• [What to produce]: Please lay out as a Markdown table with columns "No." and "Line" the part that opens with the line containing "Patent image size: (1058, 1188)." and runs through the end of the lines. Number each row, drop blank lines, and leave the pictures out.
[Begin Provided data]
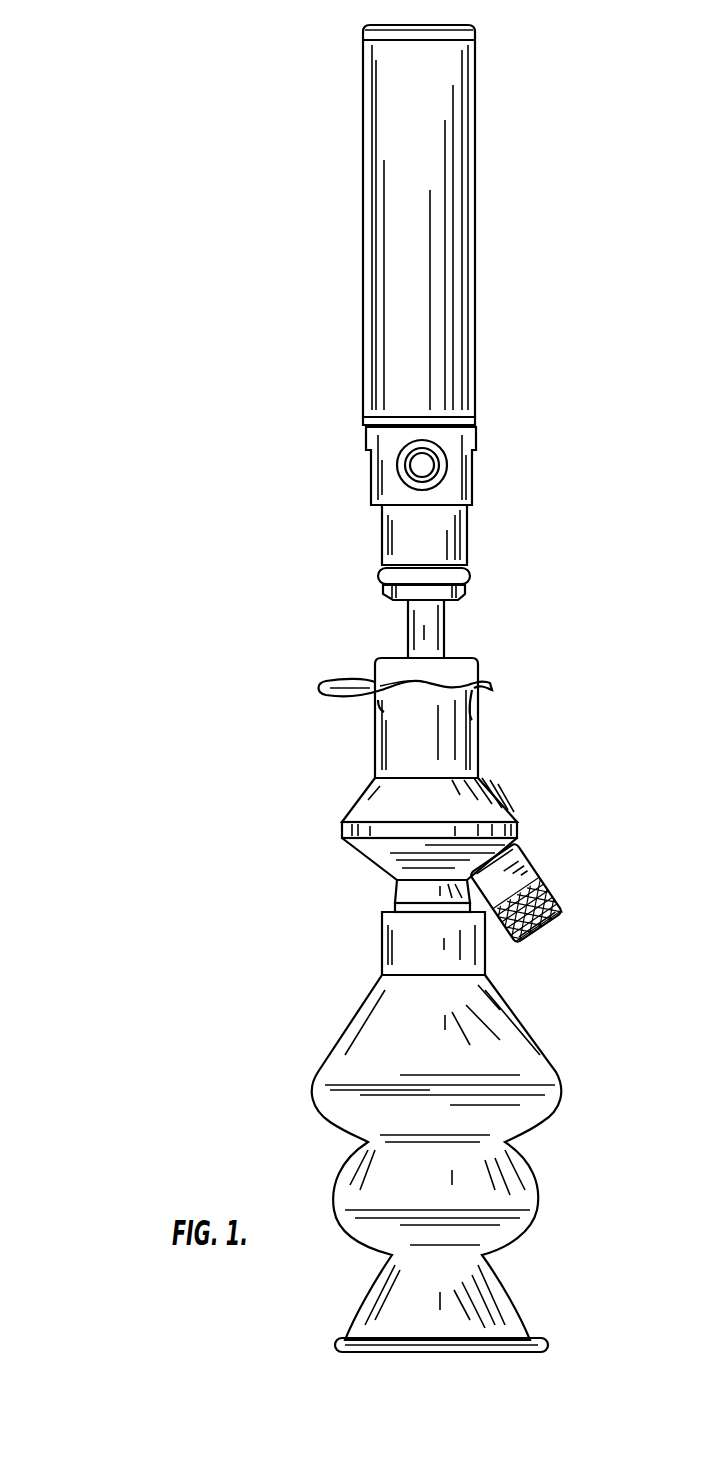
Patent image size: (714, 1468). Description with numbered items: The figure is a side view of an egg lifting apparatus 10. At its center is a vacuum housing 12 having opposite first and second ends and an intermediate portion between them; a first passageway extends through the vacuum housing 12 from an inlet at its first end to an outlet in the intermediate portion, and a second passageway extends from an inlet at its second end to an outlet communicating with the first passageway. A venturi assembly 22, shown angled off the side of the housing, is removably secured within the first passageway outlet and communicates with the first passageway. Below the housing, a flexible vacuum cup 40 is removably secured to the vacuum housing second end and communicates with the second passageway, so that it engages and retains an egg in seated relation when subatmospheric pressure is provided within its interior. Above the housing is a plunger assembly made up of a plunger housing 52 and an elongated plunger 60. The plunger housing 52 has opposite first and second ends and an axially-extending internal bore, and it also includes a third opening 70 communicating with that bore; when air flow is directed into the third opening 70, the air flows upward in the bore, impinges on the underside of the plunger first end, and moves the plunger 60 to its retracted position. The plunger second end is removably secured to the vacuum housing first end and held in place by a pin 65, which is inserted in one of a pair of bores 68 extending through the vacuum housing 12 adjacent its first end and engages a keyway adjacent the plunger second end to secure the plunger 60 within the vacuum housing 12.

The egg lifting apparatus 10 is at (118, 462).
The plunger housing 52 is at (372, 298).
The third opening 70 is at (442, 473).
The elongated plunger 60 is at (435, 632).
The vacuum housing 12 is at (378, 755).
The pin 65 is at (347, 675).
The bores 68 is at (380, 700).
The venturi assembly 22 is at (548, 893).
The flexible vacuum cup 40 is at (320, 1065).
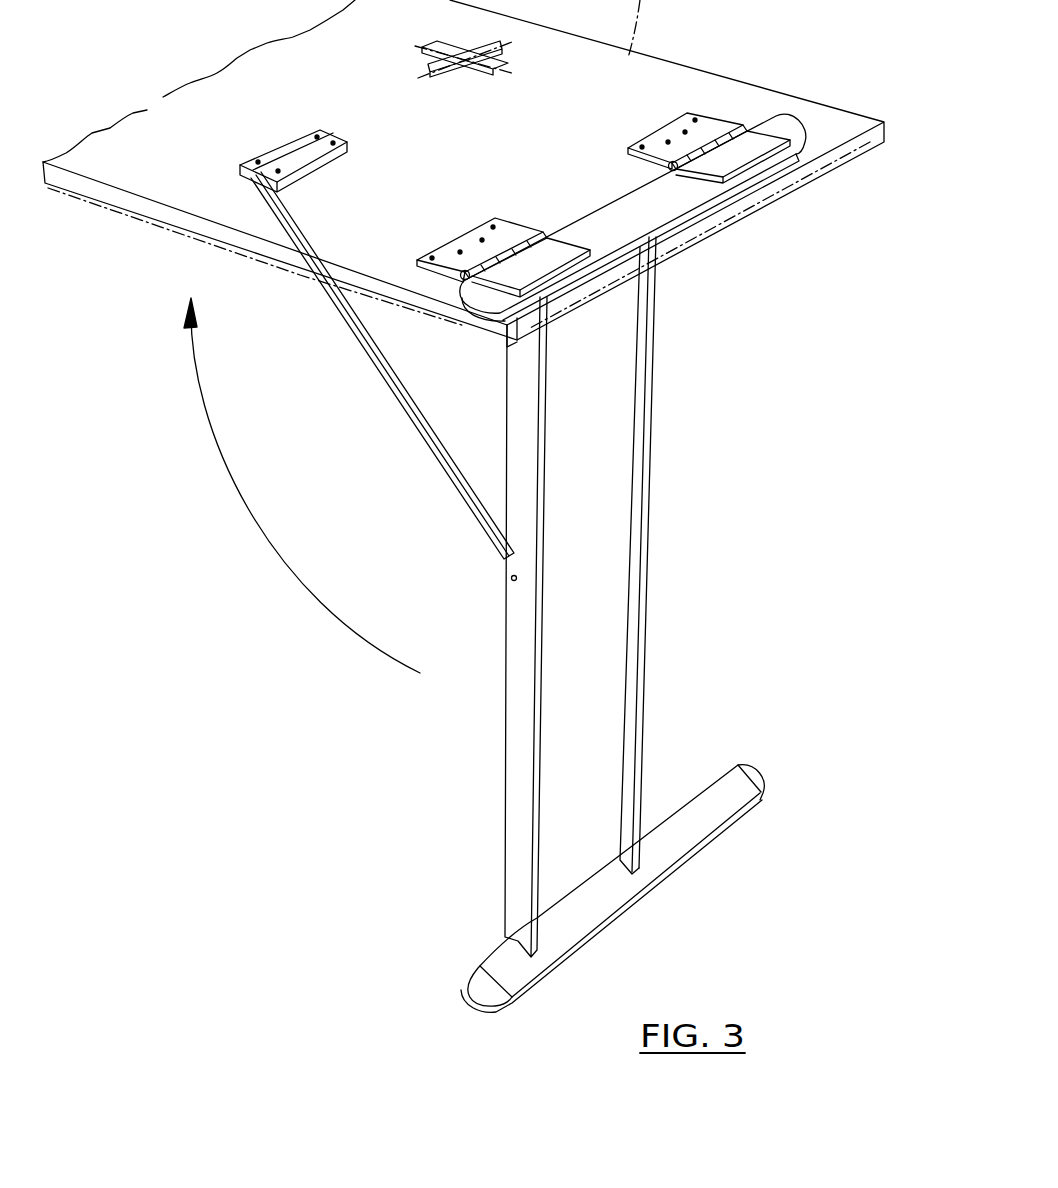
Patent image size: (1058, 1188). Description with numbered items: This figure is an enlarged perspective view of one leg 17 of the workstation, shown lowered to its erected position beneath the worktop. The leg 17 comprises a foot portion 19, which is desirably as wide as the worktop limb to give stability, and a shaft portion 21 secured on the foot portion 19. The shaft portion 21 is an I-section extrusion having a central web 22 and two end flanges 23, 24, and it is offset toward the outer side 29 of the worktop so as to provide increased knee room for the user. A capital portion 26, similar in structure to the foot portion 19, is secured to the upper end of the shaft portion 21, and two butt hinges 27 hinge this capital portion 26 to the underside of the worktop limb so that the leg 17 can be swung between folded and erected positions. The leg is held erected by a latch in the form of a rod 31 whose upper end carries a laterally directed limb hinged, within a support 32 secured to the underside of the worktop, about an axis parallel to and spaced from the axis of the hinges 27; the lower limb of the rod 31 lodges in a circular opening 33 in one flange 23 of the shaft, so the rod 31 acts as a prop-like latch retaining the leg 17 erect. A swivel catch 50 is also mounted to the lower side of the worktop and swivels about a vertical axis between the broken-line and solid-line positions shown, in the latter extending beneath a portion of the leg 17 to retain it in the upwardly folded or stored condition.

The leg 17 is at (683, 640).
The foot portion 19 is at (702, 810).
The shaft portion 21 is at (663, 555).
The central web 22 is at (607, 495).
The end flange 23 is at (530, 410).
The end flange 24 is at (648, 330).
The capital portion 26 is at (663, 203).
The butt hinge 27 is at (523, 220).
The outer side 29 is at (180, 226).
The rod 31 is at (427, 444).
The support 32 is at (292, 140).
The circular opening 33 is at (510, 579).
The swivel catch 50 is at (487, 40).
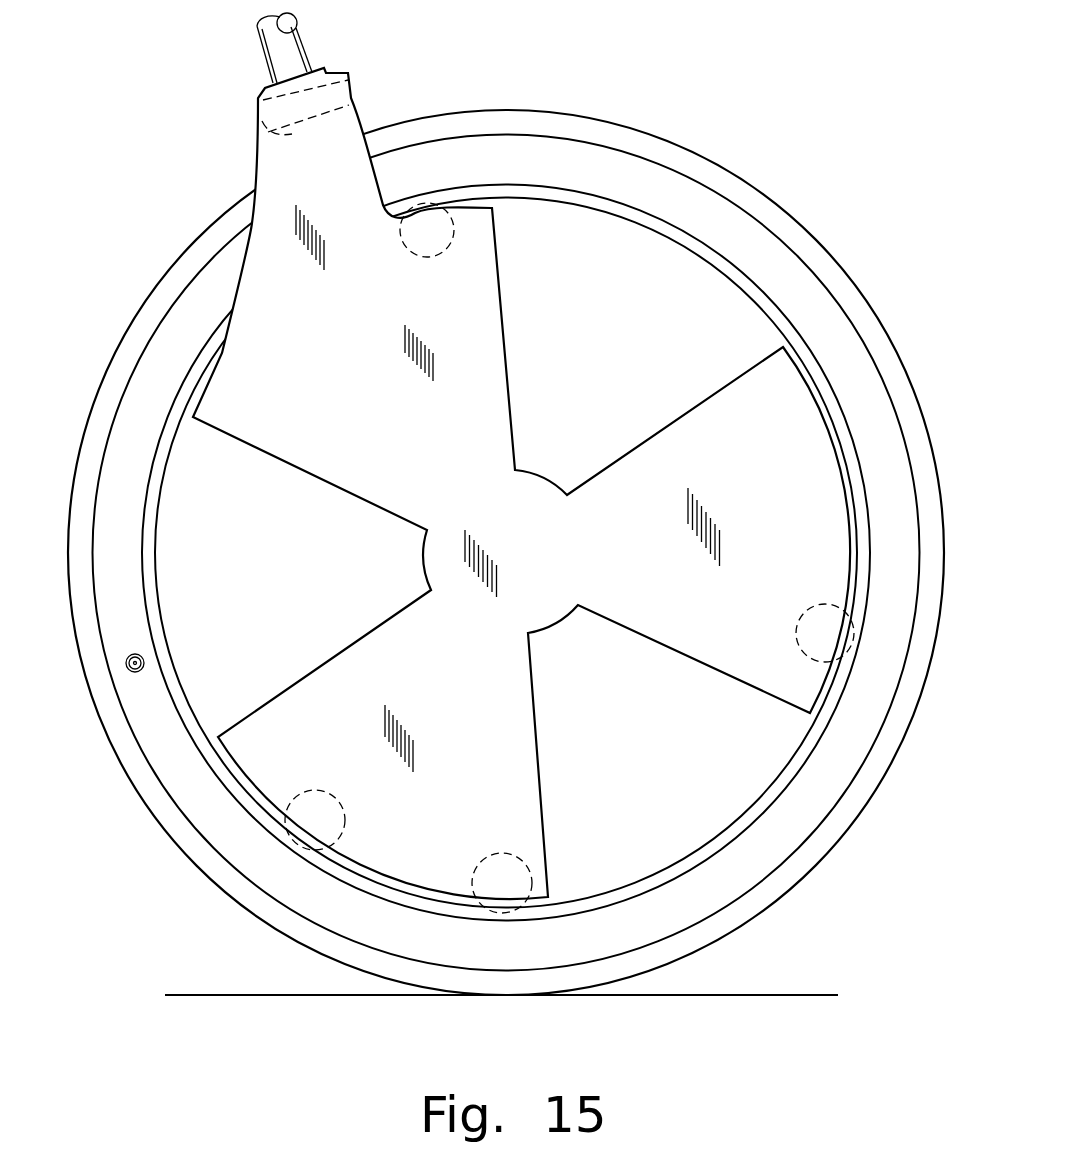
[End Provided data]
• [The reply]:
| No. | Line |
|---|---|
| 1 | Patent image size: (1058, 1188). Description with numbered items: This figure is an enlarged perspective view of one leg 17 of the workstation, shown lowered to its erected position beneath the worktop. The leg 17 comprises a foot portion 19, which is desirably as wide as the worktop limb to give stability, and a shaft portion 21 secured on the foot portion 19. The shaft portion 21 is an I-section extrusion having a central web 22 and two end flanges 23, 24, and it is offset toward the outer side 29 of the worktop so as to provide increased knee room for the user. A capital portion 26, similar in structure to the foot portion 19, is secured to the upper end of the shaft portion 21, and two butt hinges 27 hinge this capital portion 26 to the underside of the worktop limb so that the leg 17 can be swung between folded and erected positions. The leg is held erected by a latch in the form of a rod 31 whose upper end carries a laterally directed limb hinged, within a support 32 secured to the underside of the worktop, about an axis parallel to and spaced from the axis of the hinges 27; the lower limb of the rod 31 lodges in a circular opening 33 in one flange 23 of the shaft, so the rod 31 acts as a prop-like latch retaining the leg 17 erect. A swivel catch 50 is also mounted to the lower side of the worktop and swivels about a vertical axis between the broken-line and solid-line positions shown, in the latter extending beneath a portion of the leg 17 to retain it in the upwardly folded or stored condition. |
| 2 | The leg 17 is at (683, 640). |
| 3 | The foot portion 19 is at (702, 810). |
| 4 | The shaft portion 21 is at (663, 555). |
| 5 | The central web 22 is at (607, 495). |
| 6 | The end flange 23 is at (530, 410). |
| 7 | The end flange 24 is at (648, 330). |
| 8 | The capital portion 26 is at (663, 203). |
| 9 | The butt hinge 27 is at (523, 220). |
| 10 | The outer side 29 is at (180, 226). |
| 11 | The rod 31 is at (427, 444). |
| 12 | The support 32 is at (292, 140). |
| 13 | The circular opening 33 is at (510, 579). |
| 14 | The swivel catch 50 is at (487, 40). |